* [Records to use]:
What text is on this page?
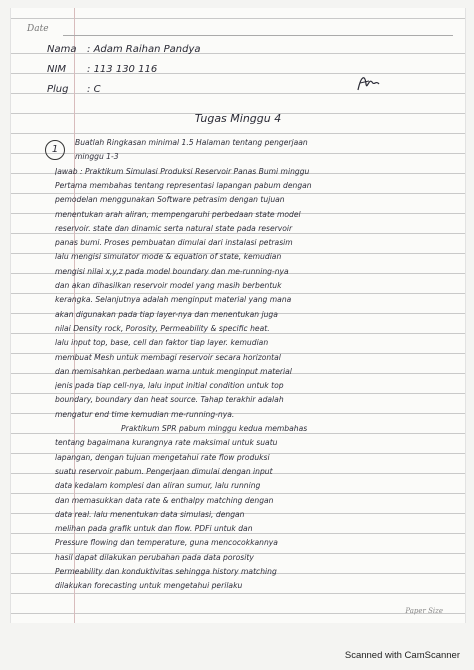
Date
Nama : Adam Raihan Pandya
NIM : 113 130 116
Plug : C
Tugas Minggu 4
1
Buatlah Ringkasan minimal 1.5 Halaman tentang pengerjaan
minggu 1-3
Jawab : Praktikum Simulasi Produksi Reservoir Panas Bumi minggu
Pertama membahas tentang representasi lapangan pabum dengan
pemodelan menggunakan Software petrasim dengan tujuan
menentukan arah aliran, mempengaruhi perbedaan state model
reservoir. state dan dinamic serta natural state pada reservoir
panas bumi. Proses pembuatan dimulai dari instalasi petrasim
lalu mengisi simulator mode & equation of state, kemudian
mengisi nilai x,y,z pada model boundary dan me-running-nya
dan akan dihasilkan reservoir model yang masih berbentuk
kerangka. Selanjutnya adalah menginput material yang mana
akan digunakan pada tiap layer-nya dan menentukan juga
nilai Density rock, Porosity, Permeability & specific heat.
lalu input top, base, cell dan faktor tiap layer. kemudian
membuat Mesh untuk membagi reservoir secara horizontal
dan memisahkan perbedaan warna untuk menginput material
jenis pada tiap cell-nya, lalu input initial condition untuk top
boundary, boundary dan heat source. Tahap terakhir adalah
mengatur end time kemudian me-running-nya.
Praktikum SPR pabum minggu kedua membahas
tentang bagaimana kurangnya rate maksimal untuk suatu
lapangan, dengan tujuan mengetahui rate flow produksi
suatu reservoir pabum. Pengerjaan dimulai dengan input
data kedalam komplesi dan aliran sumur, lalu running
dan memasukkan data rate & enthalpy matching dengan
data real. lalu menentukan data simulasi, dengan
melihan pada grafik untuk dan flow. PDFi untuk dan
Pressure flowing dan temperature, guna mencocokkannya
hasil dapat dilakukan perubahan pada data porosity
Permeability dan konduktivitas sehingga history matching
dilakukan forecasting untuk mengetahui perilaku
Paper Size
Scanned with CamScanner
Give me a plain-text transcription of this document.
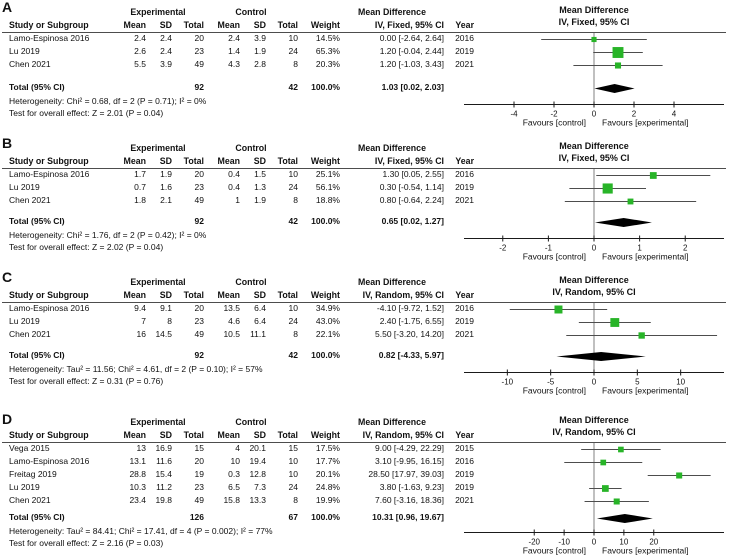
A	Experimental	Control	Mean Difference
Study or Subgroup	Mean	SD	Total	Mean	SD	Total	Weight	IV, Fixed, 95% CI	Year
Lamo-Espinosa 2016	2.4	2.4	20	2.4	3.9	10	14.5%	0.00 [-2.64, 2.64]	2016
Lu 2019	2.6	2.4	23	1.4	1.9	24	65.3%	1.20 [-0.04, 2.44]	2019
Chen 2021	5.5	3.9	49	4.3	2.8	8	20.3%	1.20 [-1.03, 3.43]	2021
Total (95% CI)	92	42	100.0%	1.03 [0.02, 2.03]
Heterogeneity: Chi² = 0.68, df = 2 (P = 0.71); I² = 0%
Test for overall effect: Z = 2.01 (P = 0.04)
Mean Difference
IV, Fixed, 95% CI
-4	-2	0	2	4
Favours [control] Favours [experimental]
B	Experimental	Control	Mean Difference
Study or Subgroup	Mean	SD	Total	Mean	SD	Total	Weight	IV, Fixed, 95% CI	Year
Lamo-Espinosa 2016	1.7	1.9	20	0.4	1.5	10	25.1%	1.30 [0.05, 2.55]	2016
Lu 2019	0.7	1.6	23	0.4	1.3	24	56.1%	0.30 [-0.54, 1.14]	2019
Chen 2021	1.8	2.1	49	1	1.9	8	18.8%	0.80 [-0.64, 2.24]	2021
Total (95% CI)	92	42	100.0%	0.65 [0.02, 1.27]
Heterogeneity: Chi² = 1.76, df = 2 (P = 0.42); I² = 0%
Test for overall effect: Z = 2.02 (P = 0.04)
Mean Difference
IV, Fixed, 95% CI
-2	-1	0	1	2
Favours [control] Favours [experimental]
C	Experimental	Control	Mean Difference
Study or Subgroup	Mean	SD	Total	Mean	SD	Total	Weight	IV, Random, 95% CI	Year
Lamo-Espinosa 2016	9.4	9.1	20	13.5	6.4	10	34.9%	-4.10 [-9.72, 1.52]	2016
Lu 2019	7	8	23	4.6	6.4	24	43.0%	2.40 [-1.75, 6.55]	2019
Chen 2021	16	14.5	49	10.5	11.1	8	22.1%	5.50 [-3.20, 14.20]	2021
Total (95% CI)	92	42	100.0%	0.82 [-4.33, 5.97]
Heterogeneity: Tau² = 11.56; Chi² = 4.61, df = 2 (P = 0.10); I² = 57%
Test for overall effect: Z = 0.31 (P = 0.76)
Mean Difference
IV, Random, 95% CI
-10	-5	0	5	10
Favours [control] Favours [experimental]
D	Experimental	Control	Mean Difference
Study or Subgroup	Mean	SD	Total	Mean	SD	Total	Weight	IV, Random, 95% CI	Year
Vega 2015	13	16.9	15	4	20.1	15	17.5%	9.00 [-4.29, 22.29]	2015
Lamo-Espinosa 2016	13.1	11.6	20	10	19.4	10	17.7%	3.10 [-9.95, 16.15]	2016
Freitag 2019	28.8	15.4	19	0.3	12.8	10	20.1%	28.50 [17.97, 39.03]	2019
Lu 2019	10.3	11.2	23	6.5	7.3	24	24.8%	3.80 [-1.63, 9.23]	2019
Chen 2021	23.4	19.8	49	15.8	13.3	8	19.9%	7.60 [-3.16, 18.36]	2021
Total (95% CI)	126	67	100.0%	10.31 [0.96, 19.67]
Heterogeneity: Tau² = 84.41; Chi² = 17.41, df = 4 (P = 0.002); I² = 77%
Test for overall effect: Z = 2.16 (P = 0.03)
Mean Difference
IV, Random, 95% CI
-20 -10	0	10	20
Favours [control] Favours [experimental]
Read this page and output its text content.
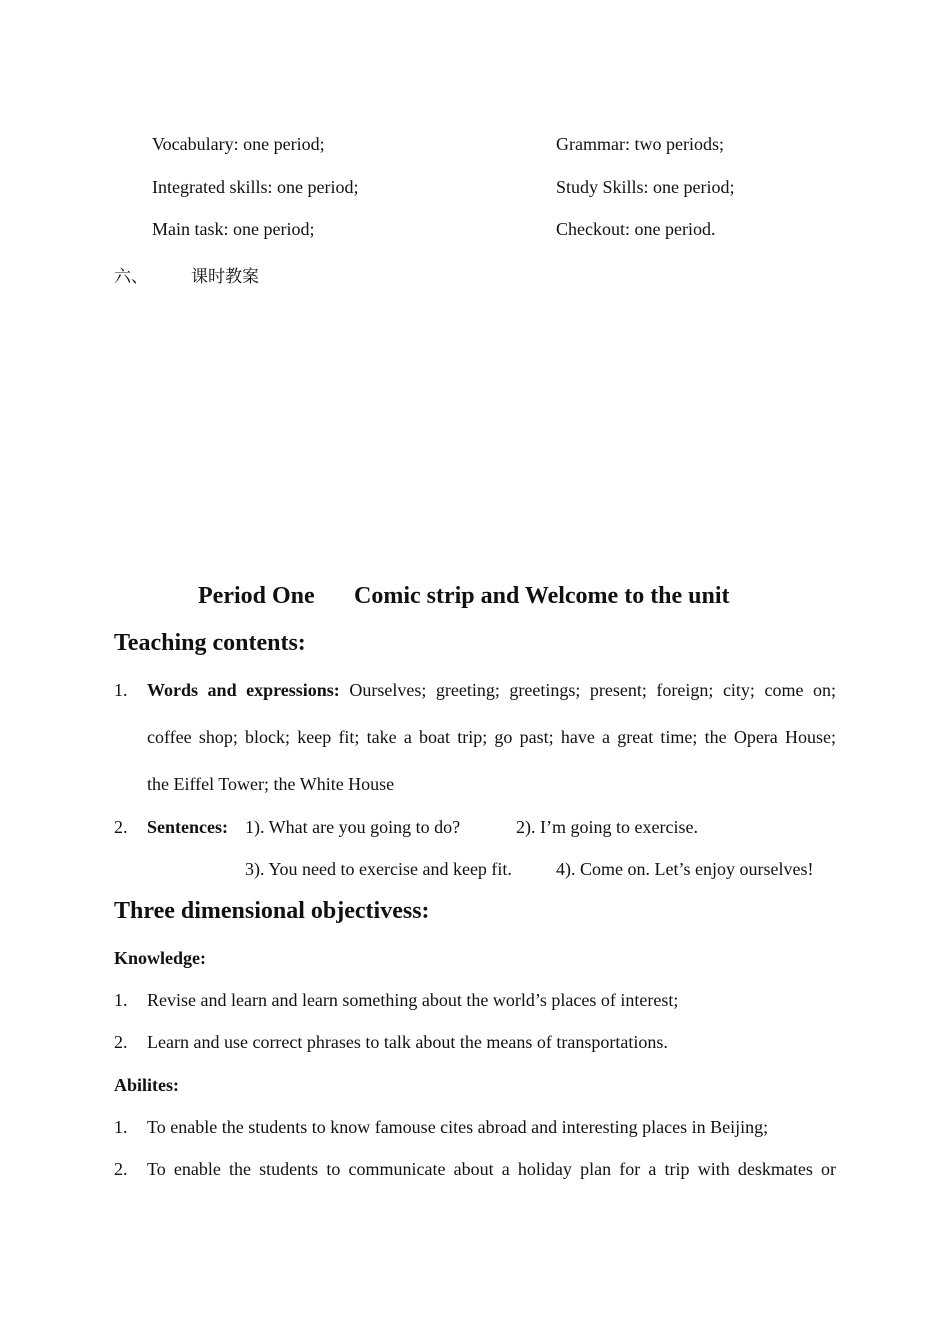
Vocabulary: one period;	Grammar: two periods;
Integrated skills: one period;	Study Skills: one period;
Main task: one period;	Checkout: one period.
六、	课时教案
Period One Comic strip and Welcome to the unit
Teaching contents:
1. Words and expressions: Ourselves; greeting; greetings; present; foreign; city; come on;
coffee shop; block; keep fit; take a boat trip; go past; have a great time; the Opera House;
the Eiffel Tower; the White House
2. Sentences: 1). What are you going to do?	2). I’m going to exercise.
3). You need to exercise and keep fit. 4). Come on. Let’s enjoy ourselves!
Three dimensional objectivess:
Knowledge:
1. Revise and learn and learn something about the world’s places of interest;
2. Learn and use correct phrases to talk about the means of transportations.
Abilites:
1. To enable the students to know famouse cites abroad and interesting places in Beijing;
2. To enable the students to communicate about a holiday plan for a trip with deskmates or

* [Requirement]: Of the lines in the entries, how many include the word "What"? State only the number.

* [Answer to this task]: 2